[Start]

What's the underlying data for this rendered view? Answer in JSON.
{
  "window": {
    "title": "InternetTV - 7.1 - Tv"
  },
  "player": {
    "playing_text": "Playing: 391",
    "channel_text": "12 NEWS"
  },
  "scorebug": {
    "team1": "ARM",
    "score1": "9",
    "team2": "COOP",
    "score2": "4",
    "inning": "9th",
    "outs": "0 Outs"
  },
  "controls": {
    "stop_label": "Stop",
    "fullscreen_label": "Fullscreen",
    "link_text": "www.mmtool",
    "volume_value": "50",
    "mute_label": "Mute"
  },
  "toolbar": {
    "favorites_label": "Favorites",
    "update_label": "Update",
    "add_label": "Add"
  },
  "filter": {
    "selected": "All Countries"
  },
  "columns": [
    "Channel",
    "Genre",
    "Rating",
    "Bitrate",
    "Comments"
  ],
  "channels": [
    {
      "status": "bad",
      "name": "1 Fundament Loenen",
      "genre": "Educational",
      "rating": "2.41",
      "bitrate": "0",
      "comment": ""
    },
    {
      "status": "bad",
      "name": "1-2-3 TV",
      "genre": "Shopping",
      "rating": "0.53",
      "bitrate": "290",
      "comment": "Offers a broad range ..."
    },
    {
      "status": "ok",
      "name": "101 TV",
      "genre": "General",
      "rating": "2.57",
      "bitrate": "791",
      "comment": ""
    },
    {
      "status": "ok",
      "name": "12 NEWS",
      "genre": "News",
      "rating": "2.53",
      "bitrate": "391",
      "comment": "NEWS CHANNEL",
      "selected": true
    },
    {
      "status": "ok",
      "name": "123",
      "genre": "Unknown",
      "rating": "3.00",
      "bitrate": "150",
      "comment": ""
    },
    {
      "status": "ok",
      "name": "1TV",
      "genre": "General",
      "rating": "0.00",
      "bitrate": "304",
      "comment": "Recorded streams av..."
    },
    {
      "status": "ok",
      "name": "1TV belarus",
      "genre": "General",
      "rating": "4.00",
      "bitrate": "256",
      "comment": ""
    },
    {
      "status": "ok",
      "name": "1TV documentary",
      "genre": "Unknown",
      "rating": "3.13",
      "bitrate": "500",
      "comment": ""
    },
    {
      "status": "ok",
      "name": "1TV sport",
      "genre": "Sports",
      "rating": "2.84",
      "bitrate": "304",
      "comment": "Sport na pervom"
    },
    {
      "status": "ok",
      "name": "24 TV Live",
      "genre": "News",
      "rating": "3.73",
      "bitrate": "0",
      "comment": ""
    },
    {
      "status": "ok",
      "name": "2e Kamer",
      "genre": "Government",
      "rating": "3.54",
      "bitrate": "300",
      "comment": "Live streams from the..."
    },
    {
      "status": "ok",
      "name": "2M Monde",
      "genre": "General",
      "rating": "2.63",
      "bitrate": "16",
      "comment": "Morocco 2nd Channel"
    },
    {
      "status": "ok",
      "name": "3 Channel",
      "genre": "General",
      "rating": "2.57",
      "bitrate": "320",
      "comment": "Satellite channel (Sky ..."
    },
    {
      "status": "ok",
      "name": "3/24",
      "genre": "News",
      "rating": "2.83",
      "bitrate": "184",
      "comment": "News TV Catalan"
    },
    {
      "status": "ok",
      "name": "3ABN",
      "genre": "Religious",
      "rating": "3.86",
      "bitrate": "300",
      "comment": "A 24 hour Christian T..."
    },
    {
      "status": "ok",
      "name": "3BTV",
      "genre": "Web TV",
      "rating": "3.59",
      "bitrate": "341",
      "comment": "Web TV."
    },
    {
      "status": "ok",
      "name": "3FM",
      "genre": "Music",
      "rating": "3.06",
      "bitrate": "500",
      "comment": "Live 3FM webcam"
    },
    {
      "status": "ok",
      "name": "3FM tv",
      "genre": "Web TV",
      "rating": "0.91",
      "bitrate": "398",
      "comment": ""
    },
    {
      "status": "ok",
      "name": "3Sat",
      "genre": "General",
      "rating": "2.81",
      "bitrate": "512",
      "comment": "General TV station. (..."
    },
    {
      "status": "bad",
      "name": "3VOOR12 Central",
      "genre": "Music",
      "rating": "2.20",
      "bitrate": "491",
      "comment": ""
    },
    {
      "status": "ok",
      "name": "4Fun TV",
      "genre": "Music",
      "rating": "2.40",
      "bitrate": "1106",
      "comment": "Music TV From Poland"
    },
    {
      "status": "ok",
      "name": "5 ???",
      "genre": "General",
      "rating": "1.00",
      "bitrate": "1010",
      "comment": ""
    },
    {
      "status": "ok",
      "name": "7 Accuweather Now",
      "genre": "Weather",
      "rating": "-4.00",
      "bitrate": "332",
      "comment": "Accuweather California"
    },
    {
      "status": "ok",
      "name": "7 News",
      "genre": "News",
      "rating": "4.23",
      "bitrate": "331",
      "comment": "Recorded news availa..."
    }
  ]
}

[End]

→ Exercise description
Scan the material line by line and report each one that contains "Live".

→ Answer to this task
      "name": "24 TV Live",
      "comment": "Live streams from the..."
      "comment": "Live 3FM webcam"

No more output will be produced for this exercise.